_What needs to be done_
Check every line below for the word "Hector" and show those that hold it.

_Data supplied_
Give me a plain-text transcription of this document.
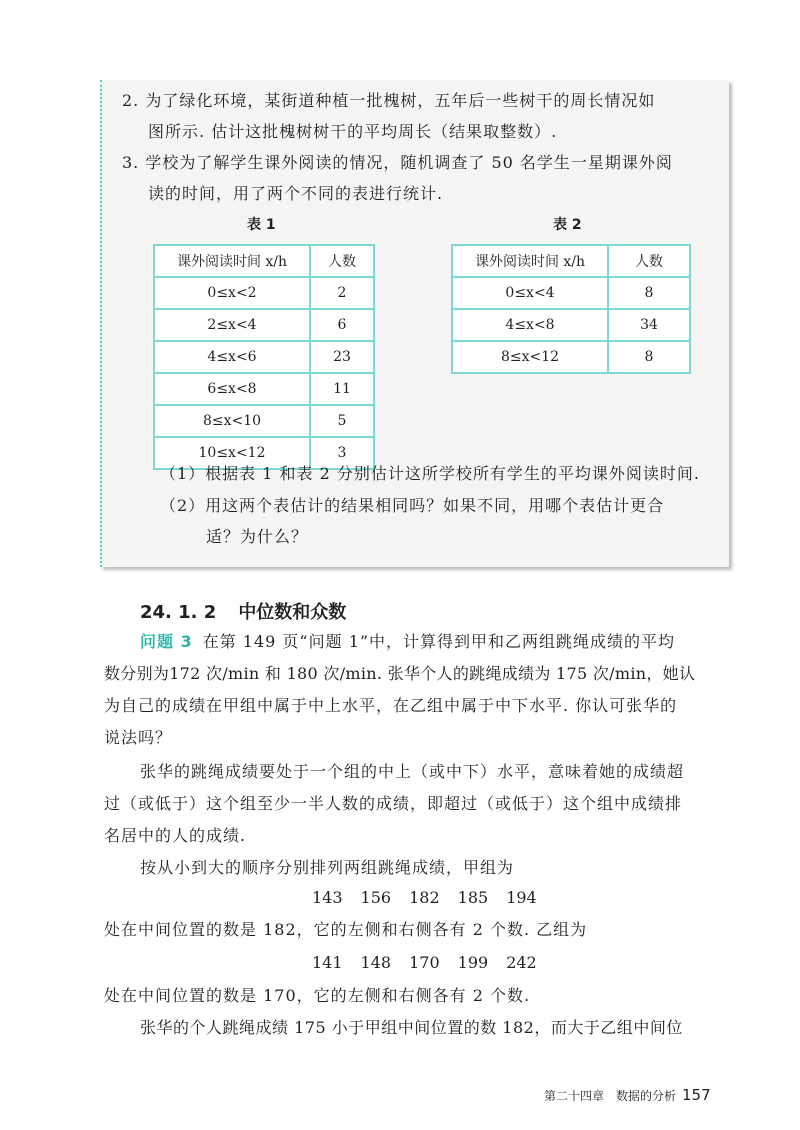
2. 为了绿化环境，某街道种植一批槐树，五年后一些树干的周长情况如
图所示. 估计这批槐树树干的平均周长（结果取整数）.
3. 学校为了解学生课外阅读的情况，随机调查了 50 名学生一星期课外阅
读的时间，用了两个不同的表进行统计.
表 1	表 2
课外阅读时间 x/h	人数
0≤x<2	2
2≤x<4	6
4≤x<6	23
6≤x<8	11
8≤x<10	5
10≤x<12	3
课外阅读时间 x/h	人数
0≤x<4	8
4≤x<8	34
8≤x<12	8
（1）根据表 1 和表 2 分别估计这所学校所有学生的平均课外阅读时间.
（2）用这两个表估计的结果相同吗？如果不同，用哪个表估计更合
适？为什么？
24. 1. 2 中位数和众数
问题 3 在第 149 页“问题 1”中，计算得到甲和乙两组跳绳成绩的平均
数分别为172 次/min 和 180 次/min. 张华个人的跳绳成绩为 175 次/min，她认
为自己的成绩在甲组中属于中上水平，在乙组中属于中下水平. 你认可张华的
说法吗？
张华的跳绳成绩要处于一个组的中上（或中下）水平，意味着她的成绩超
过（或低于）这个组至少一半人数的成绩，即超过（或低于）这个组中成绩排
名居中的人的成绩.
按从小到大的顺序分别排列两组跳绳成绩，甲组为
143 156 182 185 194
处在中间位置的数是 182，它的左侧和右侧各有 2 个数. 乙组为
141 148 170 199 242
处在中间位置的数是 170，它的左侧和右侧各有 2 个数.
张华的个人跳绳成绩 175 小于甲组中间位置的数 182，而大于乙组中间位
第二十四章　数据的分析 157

--

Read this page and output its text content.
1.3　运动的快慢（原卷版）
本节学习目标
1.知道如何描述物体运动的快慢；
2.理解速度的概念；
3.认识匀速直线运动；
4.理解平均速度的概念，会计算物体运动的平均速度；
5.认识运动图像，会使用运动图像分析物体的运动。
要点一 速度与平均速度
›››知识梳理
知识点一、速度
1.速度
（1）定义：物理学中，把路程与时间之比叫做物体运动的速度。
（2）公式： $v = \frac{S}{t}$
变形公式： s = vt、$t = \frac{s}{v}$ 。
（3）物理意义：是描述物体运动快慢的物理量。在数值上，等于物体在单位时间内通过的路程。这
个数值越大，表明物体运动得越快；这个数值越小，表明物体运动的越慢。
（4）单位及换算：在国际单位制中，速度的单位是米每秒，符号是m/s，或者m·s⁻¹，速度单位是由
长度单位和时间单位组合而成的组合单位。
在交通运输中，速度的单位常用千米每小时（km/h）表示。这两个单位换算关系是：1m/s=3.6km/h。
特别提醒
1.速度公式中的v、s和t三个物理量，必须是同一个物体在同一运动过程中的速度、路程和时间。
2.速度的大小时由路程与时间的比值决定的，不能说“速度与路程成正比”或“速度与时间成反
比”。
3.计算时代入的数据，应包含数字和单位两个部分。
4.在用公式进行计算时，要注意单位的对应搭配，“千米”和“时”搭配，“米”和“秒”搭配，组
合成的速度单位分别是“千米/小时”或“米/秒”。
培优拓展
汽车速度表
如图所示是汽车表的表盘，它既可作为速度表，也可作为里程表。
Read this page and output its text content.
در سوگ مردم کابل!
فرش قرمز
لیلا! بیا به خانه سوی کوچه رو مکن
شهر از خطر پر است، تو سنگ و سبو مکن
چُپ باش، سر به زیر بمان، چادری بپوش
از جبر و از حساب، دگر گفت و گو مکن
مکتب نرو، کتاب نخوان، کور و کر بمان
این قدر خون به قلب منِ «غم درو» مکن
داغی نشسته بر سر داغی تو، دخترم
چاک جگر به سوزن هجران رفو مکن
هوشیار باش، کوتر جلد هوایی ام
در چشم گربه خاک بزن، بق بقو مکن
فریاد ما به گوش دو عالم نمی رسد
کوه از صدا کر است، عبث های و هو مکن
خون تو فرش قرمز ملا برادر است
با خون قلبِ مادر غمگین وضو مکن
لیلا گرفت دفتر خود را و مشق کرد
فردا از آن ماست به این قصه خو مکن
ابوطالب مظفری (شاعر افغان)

==

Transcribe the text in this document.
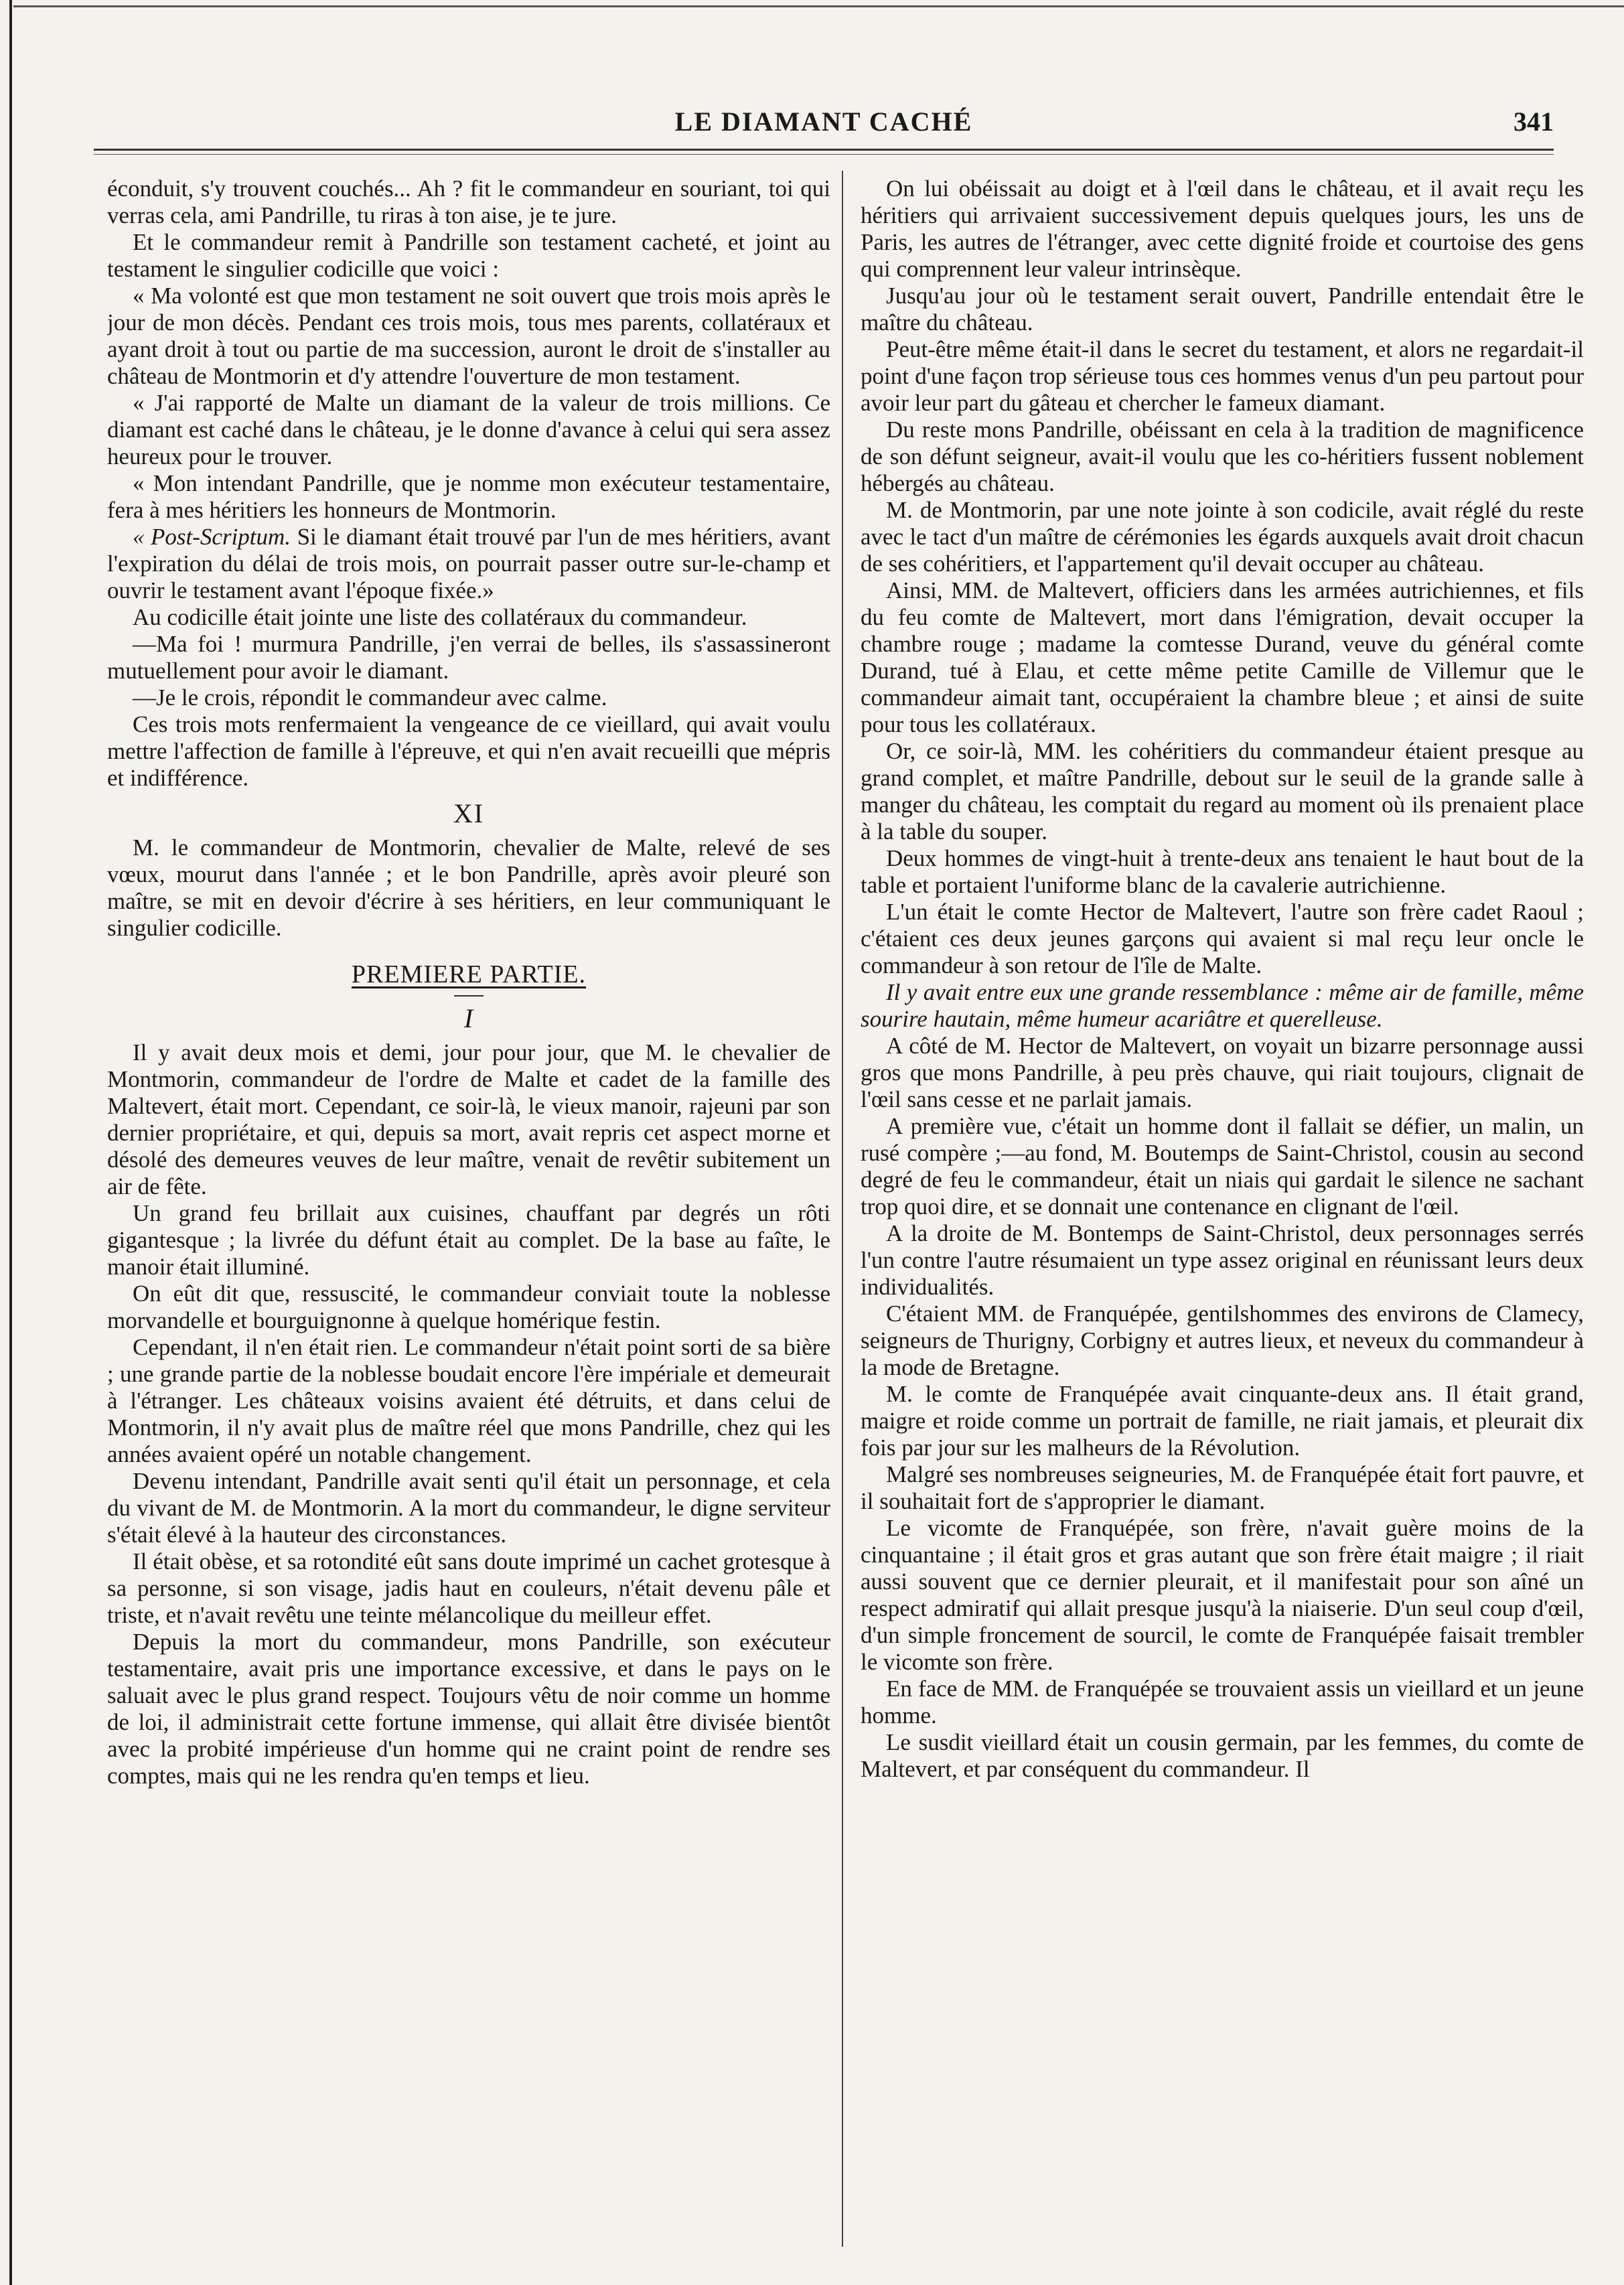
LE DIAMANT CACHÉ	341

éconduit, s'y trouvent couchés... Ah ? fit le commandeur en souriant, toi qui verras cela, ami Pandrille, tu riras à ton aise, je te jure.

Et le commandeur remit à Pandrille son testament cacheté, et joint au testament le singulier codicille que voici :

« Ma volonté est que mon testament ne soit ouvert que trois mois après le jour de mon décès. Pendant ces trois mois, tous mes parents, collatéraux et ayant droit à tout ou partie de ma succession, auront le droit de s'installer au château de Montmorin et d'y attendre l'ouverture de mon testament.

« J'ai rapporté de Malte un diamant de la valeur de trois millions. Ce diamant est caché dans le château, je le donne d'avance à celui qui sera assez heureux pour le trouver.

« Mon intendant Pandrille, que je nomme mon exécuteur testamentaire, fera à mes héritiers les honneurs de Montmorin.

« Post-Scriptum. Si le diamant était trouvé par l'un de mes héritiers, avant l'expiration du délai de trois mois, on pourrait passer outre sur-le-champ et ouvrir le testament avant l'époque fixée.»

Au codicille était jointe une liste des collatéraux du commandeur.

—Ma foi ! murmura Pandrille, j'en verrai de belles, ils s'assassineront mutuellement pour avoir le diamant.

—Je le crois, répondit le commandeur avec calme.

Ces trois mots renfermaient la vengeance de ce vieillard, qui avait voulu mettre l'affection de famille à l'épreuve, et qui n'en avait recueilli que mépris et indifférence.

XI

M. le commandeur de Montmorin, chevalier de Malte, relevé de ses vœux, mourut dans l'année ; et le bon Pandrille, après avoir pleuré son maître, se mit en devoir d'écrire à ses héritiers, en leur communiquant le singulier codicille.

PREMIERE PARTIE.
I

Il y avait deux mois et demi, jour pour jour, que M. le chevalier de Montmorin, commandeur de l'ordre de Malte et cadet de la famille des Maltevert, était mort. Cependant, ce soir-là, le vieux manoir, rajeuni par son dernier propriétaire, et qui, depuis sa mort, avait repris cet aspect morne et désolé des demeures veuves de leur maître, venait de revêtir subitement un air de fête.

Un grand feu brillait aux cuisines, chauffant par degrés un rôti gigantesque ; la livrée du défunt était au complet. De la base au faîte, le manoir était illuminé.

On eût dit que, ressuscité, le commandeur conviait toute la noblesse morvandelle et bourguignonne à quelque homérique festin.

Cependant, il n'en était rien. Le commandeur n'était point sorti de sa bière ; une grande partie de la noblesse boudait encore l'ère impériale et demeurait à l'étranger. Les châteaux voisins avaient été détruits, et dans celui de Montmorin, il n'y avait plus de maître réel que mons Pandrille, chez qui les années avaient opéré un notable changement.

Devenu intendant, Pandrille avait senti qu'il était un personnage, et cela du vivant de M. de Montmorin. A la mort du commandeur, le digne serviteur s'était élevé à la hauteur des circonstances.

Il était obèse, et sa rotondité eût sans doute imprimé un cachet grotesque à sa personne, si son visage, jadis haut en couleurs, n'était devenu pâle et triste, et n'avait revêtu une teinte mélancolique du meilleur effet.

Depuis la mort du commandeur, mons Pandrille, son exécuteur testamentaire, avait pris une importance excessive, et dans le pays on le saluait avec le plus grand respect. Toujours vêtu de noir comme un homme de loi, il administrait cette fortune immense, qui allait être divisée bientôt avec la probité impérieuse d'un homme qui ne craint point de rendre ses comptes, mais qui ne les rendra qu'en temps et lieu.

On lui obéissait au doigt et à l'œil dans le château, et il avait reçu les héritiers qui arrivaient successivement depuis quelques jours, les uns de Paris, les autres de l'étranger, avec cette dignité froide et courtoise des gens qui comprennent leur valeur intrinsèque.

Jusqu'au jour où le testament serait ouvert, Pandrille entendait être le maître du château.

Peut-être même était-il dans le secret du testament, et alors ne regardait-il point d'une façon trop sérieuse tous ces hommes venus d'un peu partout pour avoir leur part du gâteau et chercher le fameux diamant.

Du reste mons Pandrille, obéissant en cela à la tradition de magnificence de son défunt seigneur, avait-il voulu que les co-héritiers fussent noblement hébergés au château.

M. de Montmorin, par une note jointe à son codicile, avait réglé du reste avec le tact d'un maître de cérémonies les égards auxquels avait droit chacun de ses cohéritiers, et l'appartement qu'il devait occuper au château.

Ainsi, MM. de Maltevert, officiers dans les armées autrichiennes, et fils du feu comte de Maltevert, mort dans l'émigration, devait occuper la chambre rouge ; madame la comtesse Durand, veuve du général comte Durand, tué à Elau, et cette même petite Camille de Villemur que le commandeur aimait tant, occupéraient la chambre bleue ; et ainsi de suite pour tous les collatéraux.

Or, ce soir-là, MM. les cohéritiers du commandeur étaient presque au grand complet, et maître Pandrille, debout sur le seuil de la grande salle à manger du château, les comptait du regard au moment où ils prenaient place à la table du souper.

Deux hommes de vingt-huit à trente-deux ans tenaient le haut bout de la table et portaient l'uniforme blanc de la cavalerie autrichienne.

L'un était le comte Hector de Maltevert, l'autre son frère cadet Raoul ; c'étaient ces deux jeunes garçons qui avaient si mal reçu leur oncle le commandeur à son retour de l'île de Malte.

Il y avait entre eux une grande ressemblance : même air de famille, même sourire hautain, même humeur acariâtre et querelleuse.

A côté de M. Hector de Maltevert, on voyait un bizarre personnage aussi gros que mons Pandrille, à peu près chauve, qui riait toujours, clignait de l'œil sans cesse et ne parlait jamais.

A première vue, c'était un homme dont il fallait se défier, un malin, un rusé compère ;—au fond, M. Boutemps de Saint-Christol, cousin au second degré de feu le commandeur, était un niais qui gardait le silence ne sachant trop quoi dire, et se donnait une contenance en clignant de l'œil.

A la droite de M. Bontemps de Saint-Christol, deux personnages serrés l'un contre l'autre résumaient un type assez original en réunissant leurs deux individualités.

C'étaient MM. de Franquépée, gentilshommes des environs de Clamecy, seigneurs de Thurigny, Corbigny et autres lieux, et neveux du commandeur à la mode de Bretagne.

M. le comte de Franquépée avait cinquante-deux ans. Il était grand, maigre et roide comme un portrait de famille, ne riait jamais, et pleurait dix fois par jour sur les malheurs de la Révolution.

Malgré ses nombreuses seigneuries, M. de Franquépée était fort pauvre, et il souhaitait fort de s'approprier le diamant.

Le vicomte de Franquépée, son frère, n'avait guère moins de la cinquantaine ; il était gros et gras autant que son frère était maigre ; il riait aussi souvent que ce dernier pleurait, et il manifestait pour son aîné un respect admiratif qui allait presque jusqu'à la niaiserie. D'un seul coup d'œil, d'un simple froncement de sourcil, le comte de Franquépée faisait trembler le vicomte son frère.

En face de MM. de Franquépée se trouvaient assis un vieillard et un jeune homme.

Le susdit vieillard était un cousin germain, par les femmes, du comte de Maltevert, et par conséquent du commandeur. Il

_Response to this task_
L'un était le comte Hector de Maltevert, l'autre son frère cadet Raoul ; c'étaient ces deux jeunes garçons qui avaient si mal reçu leur oncle le commandeur à son retour de l'île de Malte.
A côté de M. Hector de Maltevert, on voyait un bizarre personnage aussi gros que mons Pandrille, à peu près chauve, qui riait toujours, clignait de l'œil sans cesse et ne parlait jamais.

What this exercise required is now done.